____ Given data
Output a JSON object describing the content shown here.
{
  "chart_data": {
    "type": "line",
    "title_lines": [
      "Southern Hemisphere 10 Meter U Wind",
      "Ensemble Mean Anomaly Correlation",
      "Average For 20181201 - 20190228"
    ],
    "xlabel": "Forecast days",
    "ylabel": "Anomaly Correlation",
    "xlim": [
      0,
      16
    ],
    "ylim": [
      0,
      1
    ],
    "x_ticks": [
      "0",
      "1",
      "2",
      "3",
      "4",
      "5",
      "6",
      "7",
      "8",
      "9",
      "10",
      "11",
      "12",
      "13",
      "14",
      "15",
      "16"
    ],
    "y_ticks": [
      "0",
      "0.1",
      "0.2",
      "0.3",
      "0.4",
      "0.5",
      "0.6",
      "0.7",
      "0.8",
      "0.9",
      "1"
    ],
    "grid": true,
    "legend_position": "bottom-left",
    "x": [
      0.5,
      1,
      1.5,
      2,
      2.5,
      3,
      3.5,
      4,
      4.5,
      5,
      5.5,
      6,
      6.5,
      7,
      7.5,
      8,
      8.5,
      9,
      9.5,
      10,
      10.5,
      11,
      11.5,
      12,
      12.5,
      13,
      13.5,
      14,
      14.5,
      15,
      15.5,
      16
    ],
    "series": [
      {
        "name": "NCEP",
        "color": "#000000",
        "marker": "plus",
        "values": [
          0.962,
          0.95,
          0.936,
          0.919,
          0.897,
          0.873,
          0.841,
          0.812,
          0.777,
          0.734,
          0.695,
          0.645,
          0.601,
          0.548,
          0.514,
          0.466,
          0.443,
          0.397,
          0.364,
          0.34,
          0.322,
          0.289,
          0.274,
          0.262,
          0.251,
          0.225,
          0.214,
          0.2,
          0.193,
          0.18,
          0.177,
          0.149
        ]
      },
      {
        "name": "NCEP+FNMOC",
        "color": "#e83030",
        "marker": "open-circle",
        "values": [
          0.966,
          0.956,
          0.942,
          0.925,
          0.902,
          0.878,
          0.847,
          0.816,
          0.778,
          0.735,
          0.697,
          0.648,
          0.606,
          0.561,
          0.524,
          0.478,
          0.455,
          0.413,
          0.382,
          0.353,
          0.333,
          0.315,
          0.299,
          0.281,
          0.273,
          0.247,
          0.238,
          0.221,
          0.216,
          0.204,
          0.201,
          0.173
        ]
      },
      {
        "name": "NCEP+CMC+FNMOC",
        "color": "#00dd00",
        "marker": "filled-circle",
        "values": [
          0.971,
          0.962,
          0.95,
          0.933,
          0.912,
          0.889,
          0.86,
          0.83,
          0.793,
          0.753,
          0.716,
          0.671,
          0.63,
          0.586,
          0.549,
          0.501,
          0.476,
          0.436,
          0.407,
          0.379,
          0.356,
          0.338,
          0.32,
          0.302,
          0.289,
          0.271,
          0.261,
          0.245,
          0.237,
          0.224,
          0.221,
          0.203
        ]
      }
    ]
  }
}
________
Exercise description = Return every record above exactly as it appears.

Output =
Output a JSON object describing the content shown here.
{
  "chart_data": {
    "type": "line",
    "title_lines": [
      "Southern Hemisphere 10 Meter U Wind",
      "Ensemble Mean Anomaly Correlation",
      "Average For 20181201 - 20190228"
    ],
    "xlabel": "Forecast days",
    "ylabel": "Anomaly Correlation",
    "xlim": [
      0,
      16
    ],
    "ylim": [
      0,
      1
    ],
    "x_ticks": [
      "0",
      "1",
      "2",
      "3",
      "4",
      "5",
      "6",
      "7",
      "8",
      "9",
      "10",
      "11",
      "12",
      "13",
      "14",
      "15",
      "16"
    ],
    "y_ticks": [
      "0",
      "0.1",
      "0.2",
      "0.3",
      "0.4",
      "0.5",
      "0.6",
      "0.7",
      "0.8",
      "0.9",
      "1"
    ],
    "grid": true,
    "legend_position": "bottom-left",
    "x": [
      0.5,
      1,
      1.5,
      2,
      2.5,
      3,
      3.5,
      4,
      4.5,
      5,
      5.5,
      6,
      6.5,
      7,
      7.5,
      8,
      8.5,
      9,
      9.5,
      10,
      10.5,
      11,
      11.5,
      12,
      12.5,
      13,
      13.5,
      14,
      14.5,
      15,
      15.5,
      16
    ],
    "series": [
      {
        "name": "NCEP",
        "color": "#000000",
        "marker": "plus",
        "values": [
          0.962,
          0.95,
          0.936,
          0.919,
          0.897,
          0.873,
          0.841,
          0.812,
          0.777,
          0.734,
          0.695,
          0.645,
          0.601,
          0.548,
          0.514,
          0.466,
          0.443,
          0.397,
          0.364,
          0.34,
          0.322,
          0.289,
          0.274,
          0.262,
          0.251,
          0.225,
          0.214,
          0.2,
          0.193,
          0.18,
          0.177,
          0.149
        ]
      },
      {
        "name": "NCEP+FNMOC",
        "color": "#e83030",
        "marker": "open-circle",
        "values": [
          0.966,
          0.956,
          0.942,
          0.925,
          0.902,
          0.878,
          0.847,
          0.816,
          0.778,
          0.735,
          0.697,
          0.648,
          0.606,
          0.561,
          0.524,
          0.478,
          0.455,
          0.413,
          0.382,
          0.353,
          0.333,
          0.315,
          0.299,
          0.281,
          0.273,
          0.247,
          0.238,
          0.221,
          0.216,
          0.204,
          0.201,
          0.173
        ]
      },
      {
        "name": "NCEP+CMC+FNMOC",
        "color": "#00dd00",
        "marker": "filled-circle",
        "values": [
          0.971,
          0.962,
          0.95,
          0.933,
          0.912,
          0.889,
          0.86,
          0.83,
          0.793,
          0.753,
          0.716,
          0.671,
          0.63,
          0.586,
          0.549,
          0.501,
          0.476,
          0.436,
          0.407,
          0.379,
          0.356,
          0.338,
          0.32,
          0.302,
          0.289,
          0.271,
          0.261,
          0.245,
          0.237,
          0.224,
          0.221,
          0.203
        ]
      }
    ]
  }
}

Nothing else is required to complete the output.